▶ **JOB**
Find each line holding "months" and copy it out.

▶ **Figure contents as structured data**
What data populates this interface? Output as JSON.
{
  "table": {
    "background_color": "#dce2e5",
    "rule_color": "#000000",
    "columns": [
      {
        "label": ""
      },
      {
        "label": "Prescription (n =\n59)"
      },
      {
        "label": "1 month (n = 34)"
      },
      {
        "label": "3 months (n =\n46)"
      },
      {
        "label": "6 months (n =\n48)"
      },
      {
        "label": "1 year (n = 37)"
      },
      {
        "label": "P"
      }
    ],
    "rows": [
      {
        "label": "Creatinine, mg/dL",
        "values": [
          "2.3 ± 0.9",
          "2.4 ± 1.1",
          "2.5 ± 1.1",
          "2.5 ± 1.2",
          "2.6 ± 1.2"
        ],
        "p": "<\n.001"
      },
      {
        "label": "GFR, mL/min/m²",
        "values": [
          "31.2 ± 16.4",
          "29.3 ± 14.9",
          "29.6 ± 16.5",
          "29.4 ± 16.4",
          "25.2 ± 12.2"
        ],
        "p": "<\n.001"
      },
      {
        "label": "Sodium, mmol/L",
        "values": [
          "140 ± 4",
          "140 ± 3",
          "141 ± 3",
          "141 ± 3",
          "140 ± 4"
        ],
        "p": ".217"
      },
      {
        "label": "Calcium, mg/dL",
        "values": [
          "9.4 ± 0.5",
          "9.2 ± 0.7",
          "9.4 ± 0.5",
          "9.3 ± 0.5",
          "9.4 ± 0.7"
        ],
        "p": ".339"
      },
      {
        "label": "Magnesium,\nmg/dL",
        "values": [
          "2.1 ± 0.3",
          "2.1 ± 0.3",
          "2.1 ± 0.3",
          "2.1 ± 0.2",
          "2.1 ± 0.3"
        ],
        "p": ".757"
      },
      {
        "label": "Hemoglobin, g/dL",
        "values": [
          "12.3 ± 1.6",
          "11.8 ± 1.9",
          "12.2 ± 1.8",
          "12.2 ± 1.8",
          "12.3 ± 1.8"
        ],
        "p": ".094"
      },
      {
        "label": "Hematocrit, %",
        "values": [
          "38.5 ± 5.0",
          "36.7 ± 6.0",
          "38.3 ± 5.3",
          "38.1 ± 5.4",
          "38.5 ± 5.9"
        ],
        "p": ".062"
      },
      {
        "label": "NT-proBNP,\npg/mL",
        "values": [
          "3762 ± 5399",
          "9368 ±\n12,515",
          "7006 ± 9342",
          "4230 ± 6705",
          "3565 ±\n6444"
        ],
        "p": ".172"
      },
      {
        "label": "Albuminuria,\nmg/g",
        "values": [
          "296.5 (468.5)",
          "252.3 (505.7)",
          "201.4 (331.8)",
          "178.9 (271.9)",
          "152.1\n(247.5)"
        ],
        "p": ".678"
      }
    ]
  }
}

▶ **FINAL RESULT**
        "label": "3 months (n =\n46)"
        "label": "6 months (n =\n48)"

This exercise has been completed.